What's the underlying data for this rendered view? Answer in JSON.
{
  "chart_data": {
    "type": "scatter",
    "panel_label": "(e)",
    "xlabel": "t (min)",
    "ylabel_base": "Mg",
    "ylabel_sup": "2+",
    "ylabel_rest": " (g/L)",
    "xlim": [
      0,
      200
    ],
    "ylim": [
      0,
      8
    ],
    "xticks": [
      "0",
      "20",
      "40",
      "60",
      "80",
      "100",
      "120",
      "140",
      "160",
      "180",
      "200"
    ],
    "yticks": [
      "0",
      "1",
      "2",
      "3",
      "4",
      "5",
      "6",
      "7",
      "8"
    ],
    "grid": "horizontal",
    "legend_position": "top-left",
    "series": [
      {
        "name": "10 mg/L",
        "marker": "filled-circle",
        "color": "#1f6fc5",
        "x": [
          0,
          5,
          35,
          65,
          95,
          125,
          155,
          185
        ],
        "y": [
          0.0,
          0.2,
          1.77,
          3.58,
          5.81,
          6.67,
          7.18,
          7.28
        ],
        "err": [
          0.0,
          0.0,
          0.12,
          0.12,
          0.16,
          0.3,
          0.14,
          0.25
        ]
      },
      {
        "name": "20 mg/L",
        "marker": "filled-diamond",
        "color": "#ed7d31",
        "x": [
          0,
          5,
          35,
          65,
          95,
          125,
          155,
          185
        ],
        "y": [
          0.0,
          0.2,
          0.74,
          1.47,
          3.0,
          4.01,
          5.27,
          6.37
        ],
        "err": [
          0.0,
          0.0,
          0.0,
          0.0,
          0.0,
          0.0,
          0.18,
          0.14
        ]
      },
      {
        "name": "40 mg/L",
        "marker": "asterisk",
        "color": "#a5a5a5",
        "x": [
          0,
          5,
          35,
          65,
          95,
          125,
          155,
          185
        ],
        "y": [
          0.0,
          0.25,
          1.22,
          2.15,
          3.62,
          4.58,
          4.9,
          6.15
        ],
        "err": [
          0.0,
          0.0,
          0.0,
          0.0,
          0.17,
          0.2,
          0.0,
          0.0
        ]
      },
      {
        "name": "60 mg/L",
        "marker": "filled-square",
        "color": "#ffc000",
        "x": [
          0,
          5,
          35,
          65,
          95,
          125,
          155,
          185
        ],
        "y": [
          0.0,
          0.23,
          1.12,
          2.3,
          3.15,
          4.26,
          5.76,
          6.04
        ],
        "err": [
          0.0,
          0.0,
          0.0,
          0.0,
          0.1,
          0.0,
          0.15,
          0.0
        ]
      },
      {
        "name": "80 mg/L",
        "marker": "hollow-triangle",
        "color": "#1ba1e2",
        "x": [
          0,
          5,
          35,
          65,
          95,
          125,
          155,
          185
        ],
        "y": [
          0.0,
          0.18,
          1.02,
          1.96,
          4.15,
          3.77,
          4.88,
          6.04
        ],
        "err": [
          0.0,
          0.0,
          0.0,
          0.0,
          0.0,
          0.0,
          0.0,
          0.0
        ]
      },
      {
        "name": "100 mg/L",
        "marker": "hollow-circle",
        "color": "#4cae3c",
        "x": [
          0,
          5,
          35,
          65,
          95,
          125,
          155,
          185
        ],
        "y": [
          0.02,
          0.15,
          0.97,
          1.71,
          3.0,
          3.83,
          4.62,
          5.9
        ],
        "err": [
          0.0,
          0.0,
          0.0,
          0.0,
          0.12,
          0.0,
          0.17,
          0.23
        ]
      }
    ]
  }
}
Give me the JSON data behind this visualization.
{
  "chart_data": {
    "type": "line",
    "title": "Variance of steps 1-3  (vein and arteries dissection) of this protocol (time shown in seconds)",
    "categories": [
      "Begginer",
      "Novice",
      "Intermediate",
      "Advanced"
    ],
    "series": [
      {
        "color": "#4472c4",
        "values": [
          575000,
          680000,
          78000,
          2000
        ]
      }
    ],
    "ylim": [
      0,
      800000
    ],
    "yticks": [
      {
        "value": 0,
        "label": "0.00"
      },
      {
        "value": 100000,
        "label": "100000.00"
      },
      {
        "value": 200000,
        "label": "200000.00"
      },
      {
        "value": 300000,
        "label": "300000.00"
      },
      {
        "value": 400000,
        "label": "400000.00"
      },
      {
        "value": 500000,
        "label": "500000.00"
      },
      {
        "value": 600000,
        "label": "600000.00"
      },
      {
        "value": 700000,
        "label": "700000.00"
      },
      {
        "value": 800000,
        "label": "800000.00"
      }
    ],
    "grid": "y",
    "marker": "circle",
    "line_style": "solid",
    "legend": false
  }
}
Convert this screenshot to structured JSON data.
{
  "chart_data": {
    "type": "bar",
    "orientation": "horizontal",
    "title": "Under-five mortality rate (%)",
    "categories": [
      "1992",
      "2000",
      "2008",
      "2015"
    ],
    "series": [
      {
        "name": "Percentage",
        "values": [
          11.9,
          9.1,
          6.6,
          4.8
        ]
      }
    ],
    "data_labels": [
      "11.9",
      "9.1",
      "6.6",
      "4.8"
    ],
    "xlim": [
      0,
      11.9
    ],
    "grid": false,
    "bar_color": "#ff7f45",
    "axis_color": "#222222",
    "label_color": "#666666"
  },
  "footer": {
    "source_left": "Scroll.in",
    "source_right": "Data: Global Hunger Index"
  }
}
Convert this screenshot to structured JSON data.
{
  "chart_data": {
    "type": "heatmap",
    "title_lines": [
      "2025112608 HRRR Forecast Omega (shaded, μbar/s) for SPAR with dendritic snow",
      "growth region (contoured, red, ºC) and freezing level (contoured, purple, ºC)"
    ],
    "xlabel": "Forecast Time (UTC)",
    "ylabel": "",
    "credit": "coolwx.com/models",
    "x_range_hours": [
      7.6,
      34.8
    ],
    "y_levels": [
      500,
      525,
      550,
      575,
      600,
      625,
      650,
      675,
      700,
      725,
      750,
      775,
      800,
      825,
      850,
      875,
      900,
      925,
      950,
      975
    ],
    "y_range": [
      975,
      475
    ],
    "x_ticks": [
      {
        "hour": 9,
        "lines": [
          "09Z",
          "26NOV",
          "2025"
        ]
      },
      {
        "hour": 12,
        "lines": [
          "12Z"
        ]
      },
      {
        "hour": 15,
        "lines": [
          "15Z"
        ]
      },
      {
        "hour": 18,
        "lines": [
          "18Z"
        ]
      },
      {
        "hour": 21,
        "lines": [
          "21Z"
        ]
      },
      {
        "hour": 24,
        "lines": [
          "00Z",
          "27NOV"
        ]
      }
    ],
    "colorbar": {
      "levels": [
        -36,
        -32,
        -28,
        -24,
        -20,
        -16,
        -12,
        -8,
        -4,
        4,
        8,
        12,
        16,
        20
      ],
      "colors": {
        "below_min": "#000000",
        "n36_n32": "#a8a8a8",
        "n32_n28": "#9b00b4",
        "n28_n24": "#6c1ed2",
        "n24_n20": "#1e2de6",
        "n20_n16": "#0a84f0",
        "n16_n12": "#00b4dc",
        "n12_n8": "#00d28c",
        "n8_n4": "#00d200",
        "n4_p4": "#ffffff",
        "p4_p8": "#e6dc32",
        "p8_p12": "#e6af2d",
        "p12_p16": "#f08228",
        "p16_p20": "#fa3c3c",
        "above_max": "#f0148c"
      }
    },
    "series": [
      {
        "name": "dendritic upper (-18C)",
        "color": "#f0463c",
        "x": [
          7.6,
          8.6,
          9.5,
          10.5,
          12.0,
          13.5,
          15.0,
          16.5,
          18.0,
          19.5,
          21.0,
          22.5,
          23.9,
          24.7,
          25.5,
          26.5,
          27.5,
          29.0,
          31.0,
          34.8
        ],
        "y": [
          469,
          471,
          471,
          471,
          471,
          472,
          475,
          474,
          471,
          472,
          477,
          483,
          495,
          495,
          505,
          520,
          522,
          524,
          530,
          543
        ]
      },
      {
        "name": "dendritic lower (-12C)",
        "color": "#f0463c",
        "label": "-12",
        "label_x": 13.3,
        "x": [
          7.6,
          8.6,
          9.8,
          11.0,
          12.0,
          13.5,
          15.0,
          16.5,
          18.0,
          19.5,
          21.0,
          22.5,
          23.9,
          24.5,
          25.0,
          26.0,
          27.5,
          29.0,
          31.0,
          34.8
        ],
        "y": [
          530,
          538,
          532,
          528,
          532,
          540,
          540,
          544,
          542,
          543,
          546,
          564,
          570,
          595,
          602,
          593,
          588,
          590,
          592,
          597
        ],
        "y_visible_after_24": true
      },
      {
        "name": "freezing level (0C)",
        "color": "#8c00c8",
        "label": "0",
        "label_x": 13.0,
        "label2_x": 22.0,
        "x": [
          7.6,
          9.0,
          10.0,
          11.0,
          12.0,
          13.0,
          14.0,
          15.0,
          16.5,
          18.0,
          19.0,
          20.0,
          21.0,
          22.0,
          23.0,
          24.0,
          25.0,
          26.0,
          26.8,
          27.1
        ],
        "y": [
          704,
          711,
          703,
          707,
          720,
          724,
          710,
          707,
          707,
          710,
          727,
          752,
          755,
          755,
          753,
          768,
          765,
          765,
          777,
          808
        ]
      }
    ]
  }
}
⁂
- **To be done**: Say how many lines in the entries contain the string "marker", and say nothing else.

- **Expected answer**: 7